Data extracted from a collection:
** begin **

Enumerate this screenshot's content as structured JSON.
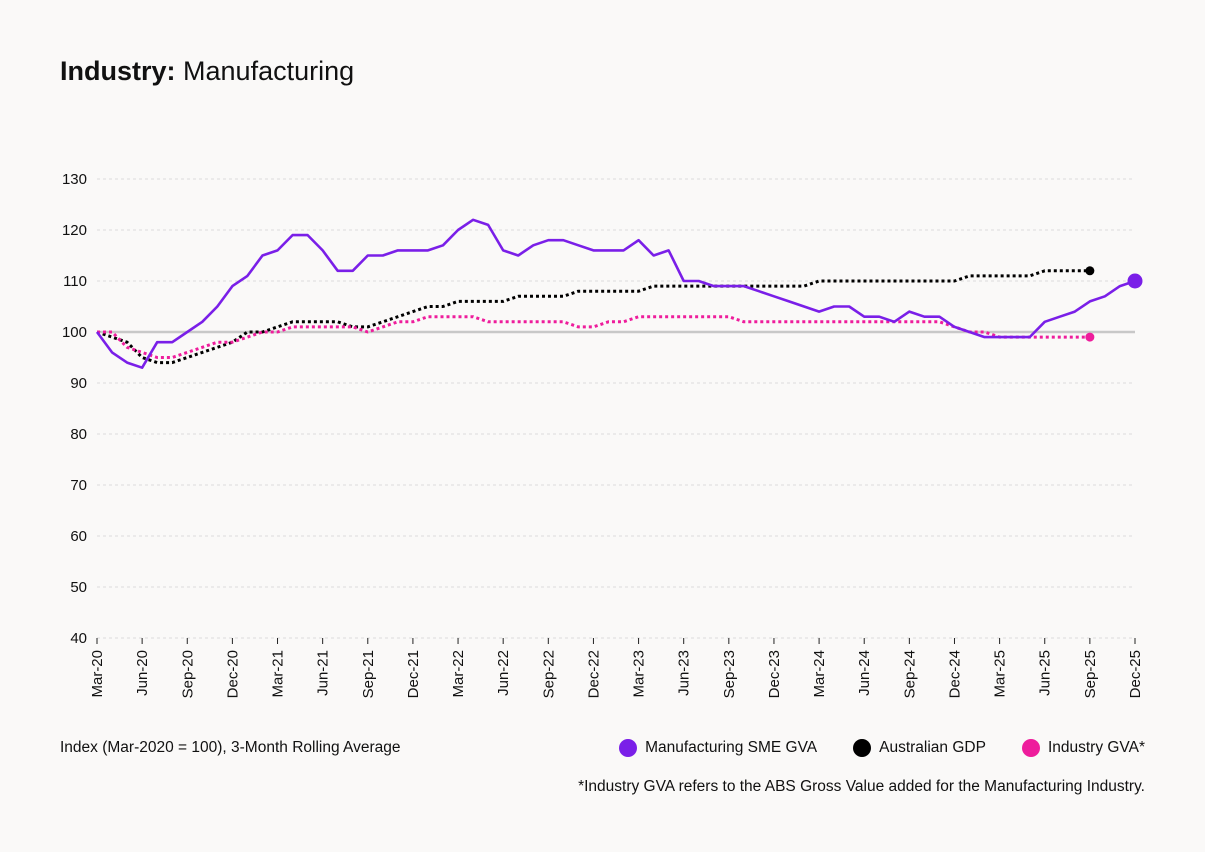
{
  "header": {
    "title_bold": "Industry:",
    "title_rest": "Manufacturing"
  },
  "footer": {
    "index_note": "Index (Mar-2020 = 100), 3-Month Rolling Average",
    "footnote": "*Industry GVA refers to the ABS Gross Value added for the Manufacturing Industry."
  },
  "chart_data": {
    "type": "line",
    "ylim": [
      40,
      130
    ],
    "yticks": [
      40,
      50,
      60,
      70,
      80,
      90,
      100,
      110,
      120,
      130
    ],
    "baseline": 100,
    "xlabels": [
      "Mar-20",
      "Jun-20",
      "Sep-20",
      "Dec-20",
      "Mar-21",
      "Jun-21",
      "Sep-21",
      "Dec-21",
      "Mar-22",
      "Jun-22",
      "Sep-22",
      "Dec-22",
      "Mar-23",
      "Jun-23",
      "Sep-23",
      "Dec-23",
      "Mar-24",
      "Jun-24",
      "Sep-24",
      "Dec-24",
      "Mar-25",
      "Jun-25",
      "Sep-25",
      "Dec-25"
    ],
    "grid": true,
    "legend_position": "bottom-right",
    "series": [
      {
        "name": "Manufacturing SME GVA",
        "color": "#7a1fe8",
        "style": "solid",
        "end_marker": "large",
        "values": [
          100,
          96,
          94,
          93,
          98,
          98,
          100,
          102,
          105,
          109,
          111,
          115,
          116,
          119,
          119,
          116,
          112,
          112,
          115,
          115,
          116,
          116,
          116,
          117,
          120,
          122,
          121,
          116,
          115,
          117,
          118,
          118,
          117,
          116,
          116,
          116,
          118,
          115,
          116,
          110,
          110,
          109,
          109,
          109,
          108,
          107,
          106,
          105,
          104,
          105,
          105,
          103,
          103,
          102,
          104,
          103,
          103,
          101,
          100,
          99,
          99,
          99,
          99,
          102,
          103,
          104,
          106,
          107,
          109,
          110
        ]
      },
      {
        "name": "Australian GDP",
        "color": "#000000",
        "style": "dotted",
        "end_marker": "small",
        "values": [
          100,
          99,
          98,
          95,
          94,
          94,
          95,
          96,
          97,
          98,
          100,
          100,
          101,
          102,
          102,
          102,
          102,
          101,
          101,
          102,
          103,
          104,
          105,
          105,
          106,
          106,
          106,
          106,
          107,
          107,
          107,
          107,
          108,
          108,
          108,
          108,
          108,
          109,
          109,
          109,
          109,
          109,
          109,
          109,
          109,
          109,
          109,
          109,
          110,
          110,
          110,
          110,
          110,
          110,
          110,
          110,
          110,
          110,
          111,
          111,
          111,
          111,
          111,
          112,
          112,
          112,
          112
        ]
      },
      {
        "name": "Industry GVA*",
        "color": "#ee1d9c",
        "style": "dotted",
        "end_marker": "small",
        "values": [
          100,
          100,
          97,
          96,
          95,
          95,
          96,
          97,
          98,
          98,
          99,
          100,
          100,
          101,
          101,
          101,
          101,
          101,
          100,
          101,
          102,
          102,
          103,
          103,
          103,
          103,
          102,
          102,
          102,
          102,
          102,
          102,
          101,
          101,
          102,
          102,
          103,
          103,
          103,
          103,
          103,
          103,
          103,
          102,
          102,
          102,
          102,
          102,
          102,
          102,
          102,
          102,
          102,
          102,
          102,
          102,
          102,
          101,
          100,
          100,
          99,
          99,
          99,
          99,
          99,
          99,
          99
        ]
      }
    ]
  }
}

** end **

Your task is to retype all the entries exactly and leave out any pictures.

Enumerate this screenshot's content as structured JSON.
{
  "header": {
    "title_bold": "Industry:",
    "title_rest": "Manufacturing"
  },
  "footer": {
    "index_note": "Index (Mar-2020 = 100), 3-Month Rolling Average",
    "footnote": "*Industry GVA refers to the ABS Gross Value added for the Manufacturing Industry."
  },
  "chart_data": {
    "type": "line",
    "ylim": [
      40,
      130
    ],
    "yticks": [
      40,
      50,
      60,
      70,
      80,
      90,
      100,
      110,
      120,
      130
    ],
    "baseline": 100,
    "xlabels": [
      "Mar-20",
      "Jun-20",
      "Sep-20",
      "Dec-20",
      "Mar-21",
      "Jun-21",
      "Sep-21",
      "Dec-21",
      "Mar-22",
      "Jun-22",
      "Sep-22",
      "Dec-22",
      "Mar-23",
      "Jun-23",
      "Sep-23",
      "Dec-23",
      "Mar-24",
      "Jun-24",
      "Sep-24",
      "Dec-24",
      "Mar-25",
      "Jun-25",
      "Sep-25",
      "Dec-25"
    ],
    "grid": true,
    "legend_position": "bottom-right",
    "series": [
      {
        "name": "Manufacturing SME GVA",
        "color": "#7a1fe8",
        "style": "solid",
        "end_marker": "large",
        "values": [
          100,
          96,
          94,
          93,
          98,
          98,
          100,
          102,
          105,
          109,
          111,
          115,
          116,
          119,
          119,
          116,
          112,
          112,
          115,
          115,
          116,
          116,
          116,
          117,
          120,
          122,
          121,
          116,
          115,
          117,
          118,
          118,
          117,
          116,
          116,
          116,
          118,
          115,
          116,
          110,
          110,
          109,
          109,
          109,
          108,
          107,
          106,
          105,
          104,
          105,
          105,
          103,
          103,
          102,
          104,
          103,
          103,
          101,
          100,
          99,
          99,
          99,
          99,
          102,
          103,
          104,
          106,
          107,
          109,
          110
        ]
      },
      {
        "name": "Australian GDP",
        "color": "#000000",
        "style": "dotted",
        "end_marker": "small",
        "values": [
          100,
          99,
          98,
          95,
          94,
          94,
          95,
          96,
          97,
          98,
          100,
          100,
          101,
          102,
          102,
          102,
          102,
          101,
          101,
          102,
          103,
          104,
          105,
          105,
          106,
          106,
          106,
          106,
          107,
          107,
          107,
          107,
          108,
          108,
          108,
          108,
          108,
          109,
          109,
          109,
          109,
          109,
          109,
          109,
          109,
          109,
          109,
          109,
          110,
          110,
          110,
          110,
          110,
          110,
          110,
          110,
          110,
          110,
          111,
          111,
          111,
          111,
          111,
          112,
          112,
          112,
          112
        ]
      },
      {
        "name": "Industry GVA*",
        "color": "#ee1d9c",
        "style": "dotted",
        "end_marker": "small",
        "values": [
          100,
          100,
          97,
          96,
          95,
          95,
          96,
          97,
          98,
          98,
          99,
          100,
          100,
          101,
          101,
          101,
          101,
          101,
          100,
          101,
          102,
          102,
          103,
          103,
          103,
          103,
          102,
          102,
          102,
          102,
          102,
          102,
          101,
          101,
          102,
          102,
          103,
          103,
          103,
          103,
          103,
          103,
          103,
          102,
          102,
          102,
          102,
          102,
          102,
          102,
          102,
          102,
          102,
          102,
          102,
          102,
          102,
          101,
          100,
          100,
          99,
          99,
          99,
          99,
          99,
          99,
          99
        ]
      }
    ]
  }
}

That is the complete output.